YOUR OBJECTIVE:
Every record that follows must be duplicated exactly, with images left out.

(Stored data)
---+---

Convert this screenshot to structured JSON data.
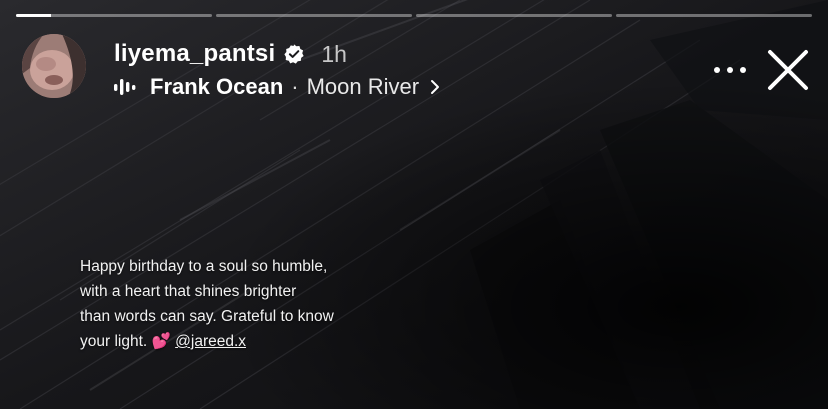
{
  "story": {
    "progress_segments": [
      {
        "filled": 0.18
      },
      {
        "filled": 0
      },
      {
        "filled": 0
      },
      {
        "filled": 0
      }
    ]
  },
  "header": {
    "avatar_icon": "profile-photo",
    "username": "liyema_pantsi",
    "verified_icon": "verified-badge-icon",
    "time_ago": "1h",
    "music": {
      "icon": "audio-bars-icon",
      "artist": "Frank Ocean",
      "separator": "·",
      "song": "Moon River",
      "chevron": "›"
    },
    "more_icon": "more-dots-icon",
    "close_icon": "close-icon"
  },
  "caption": {
    "line1": "Happy birthday to a soul so humble,",
    "line2": "with a heart that shines brighter",
    "line3": "than words can say. Grateful to know",
    "line4_text": "your light.",
    "line4_emoji": "💕",
    "mention": "@jareed.x"
  },
  "colors": {
    "background": "#0b0b0c",
    "text": "#ffffff",
    "heart": "#ff4fa0"
  }
}
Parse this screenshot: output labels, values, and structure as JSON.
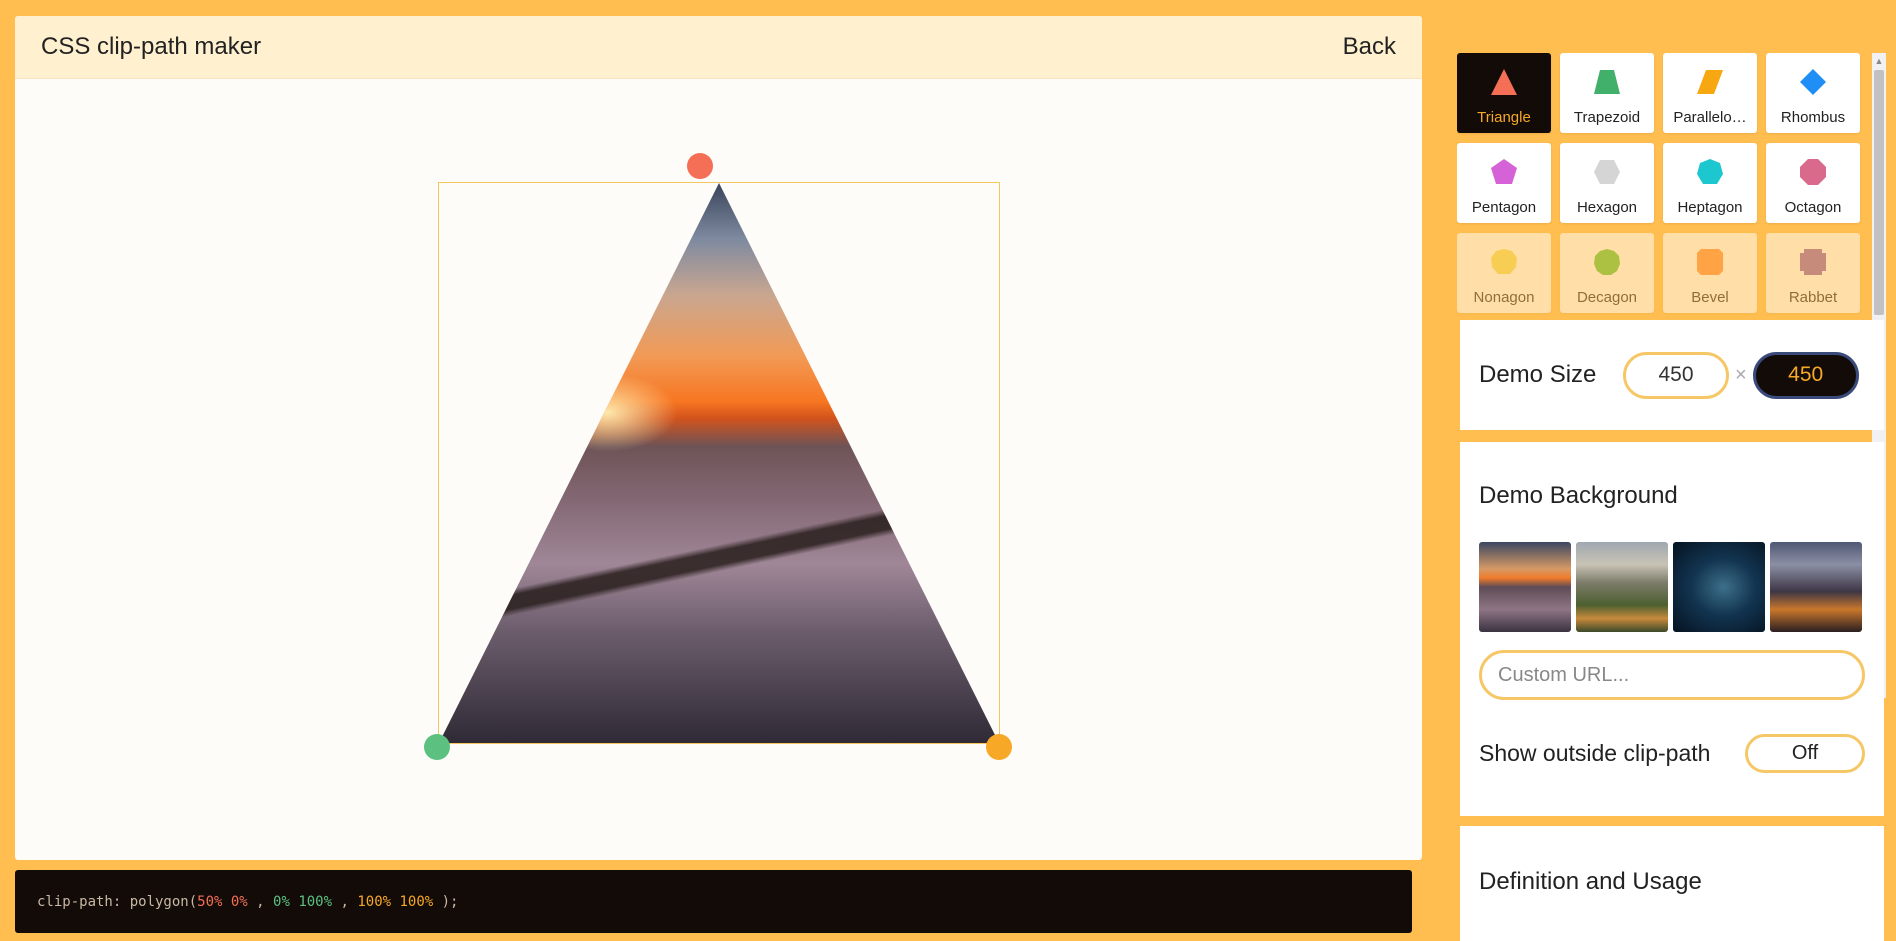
{
  "header": {
    "title": "CSS clip-path maker",
    "back_label": "Back"
  },
  "code": {
    "prefix": "clip-path: polygon(",
    "points": [
      "50% 0%",
      "0% 100%",
      "100% 100%"
    ],
    "separator": " , ",
    "suffix": " );"
  },
  "shapes": [
    {
      "label": "Triangle",
      "icon": "triangle-icon",
      "color": "#f46f55",
      "active": true
    },
    {
      "label": "Trapezoid",
      "icon": "trapezoid-icon",
      "color": "#40b06a",
      "active": false
    },
    {
      "label": "Parallelo…",
      "icon": "parallelogram-icon",
      "color": "#f7a810",
      "active": false
    },
    {
      "label": "Rhombus",
      "icon": "rhombus-icon",
      "color": "#1f8ef5",
      "active": false
    },
    {
      "label": "Pentagon",
      "icon": "pentagon-icon",
      "color": "#d562d6",
      "active": false
    },
    {
      "label": "Hexagon",
      "icon": "hexagon-icon",
      "color": "#d5d5d5",
      "active": false
    },
    {
      "label": "Heptagon",
      "icon": "heptagon-icon",
      "color": "#1cc7cf",
      "active": false
    },
    {
      "label": "Octagon",
      "icon": "octagon-icon",
      "color": "#d96a8b",
      "active": false
    },
    {
      "label": "Nonagon",
      "icon": "nonagon-icon",
      "color": "#f0dc5a",
      "active": false
    },
    {
      "label": "Decagon",
      "icon": "decagon-icon",
      "color": "#5cc434",
      "active": false
    },
    {
      "label": "Bevel",
      "icon": "bevel-icon",
      "color": "#ff8a3d",
      "active": false
    },
    {
      "label": "Rabbet",
      "icon": "rabbet-icon",
      "color": "#8e5aa8",
      "active": false
    }
  ],
  "demo_size": {
    "title": "Demo Size",
    "width": "450",
    "height": "450",
    "separator": "×"
  },
  "demo_background": {
    "title": "Demo Background",
    "thumbnails": [
      "sunset-sea-thumbnail",
      "city-aerial-thumbnail",
      "owl-night-thumbnail",
      "mountain-valley-thumbnail"
    ],
    "custom_url_placeholder": "Custom URL..."
  },
  "show_outside": {
    "label": "Show outside clip-path",
    "value": "Off"
  },
  "definition": {
    "title": "Definition and Usage"
  },
  "colors": {
    "background": "#ffbe4f",
    "point_1": "#f46f55",
    "point_2": "#5cc080",
    "point_3": "#f7a827",
    "dark": "#120b08"
  }
}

---+---

FINAL ANSWER:
Convert this screenshot to structured JSON data.
{
  "story": {
    "progress_segments": [
      {
        "filled": 0.18
      },
      {
        "filled": 0
      },
      {
        "filled": 0
      },
      {
        "filled": 0
      }
    ]
  },
  "header": {
    "avatar_icon": "profile-photo",
    "username": "liyema_pantsi",
    "verified_icon": "verified-badge-icon",
    "time_ago": "1h",
    "music": {
      "icon": "audio-bars-icon",
      "artist": "Frank Ocean",
      "separator": "·",
      "song": "Moon River",
      "chevron": "›"
    },
    "more_icon": "more-dots-icon",
    "close_icon": "close-icon"
  },
  "caption": {
    "line1": "Happy birthday to a soul so humble,",
    "line2": "with a heart that shines brighter",
    "line3": "than words can say. Grateful to know",
    "line4_text": "your light.",
    "line4_emoji": "💕",
    "mention": "@jareed.x"
  },
  "colors": {
    "background": "#0b0b0c",
    "text": "#ffffff",
    "heart": "#ff4fa0"
  }
}
Parse this screenshot: output labels, values, and structure as JSON.
{
  "header": {
    "title": "CSS clip-path maker",
    "back_label": "Back"
  },
  "code": {
    "prefix": "clip-path: polygon(",
    "points": [
      "50% 0%",
      "0% 100%",
      "100% 100%"
    ],
    "separator": " , ",
    "suffix": " );"
  },
  "shapes": [
    {
      "label": "Triangle",
      "icon": "triangle-icon",
      "color": "#f46f55",
      "active": true
    },
    {
      "label": "Trapezoid",
      "icon": "trapezoid-icon",
      "color": "#40b06a",
      "active": false
    },
    {
      "label": "Parallelo…",
      "icon": "parallelogram-icon",
      "color": "#f7a810",
      "active": false
    },
    {
      "label": "Rhombus",
      "icon": "rhombus-icon",
      "color": "#1f8ef5",
      "active": false
    },
    {
      "label": "Pentagon",
      "icon": "pentagon-icon",
      "color": "#d562d6",
      "active": false
    },
    {
      "label": "Hexagon",
      "icon": "hexagon-icon",
      "color": "#d5d5d5",
      "active": false
    },
    {
      "label": "Heptagon",
      "icon": "heptagon-icon",
      "color": "#1cc7cf",
      "active": false
    },
    {
      "label": "Octagon",
      "icon": "octagon-icon",
      "color": "#d96a8b",
      "active": false
    },
    {
      "label": "Nonagon",
      "icon": "nonagon-icon",
      "color": "#f0dc5a",
      "active": false
    },
    {
      "label": "Decagon",
      "icon": "decagon-icon",
      "color": "#5cc434",
      "active": false
    },
    {
      "label": "Bevel",
      "icon": "bevel-icon",
      "color": "#ff8a3d",
      "active": false
    },
    {
      "label": "Rabbet",
      "icon": "rabbet-icon",
      "color": "#8e5aa8",
      "active": false
    }
  ],
  "demo_size": {
    "title": "Demo Size",
    "width": "450",
    "height": "450",
    "separator": "×"
  },
  "demo_background": {
    "title": "Demo Background",
    "thumbnails": [
      "sunset-sea-thumbnail",
      "city-aerial-thumbnail",
      "owl-night-thumbnail",
      "mountain-valley-thumbnail"
    ],
    "custom_url_placeholder": "Custom URL..."
  },
  "show_outside": {
    "label": "Show outside clip-path",
    "value": "Off"
  },
  "definition": {
    "title": "Definition and Usage"
  },
  "colors": {
    "background": "#ffbe4f",
    "point_1": "#f46f55",
    "point_2": "#5cc080",
    "point_3": "#f7a827",
    "dark": "#120b08"
  }
}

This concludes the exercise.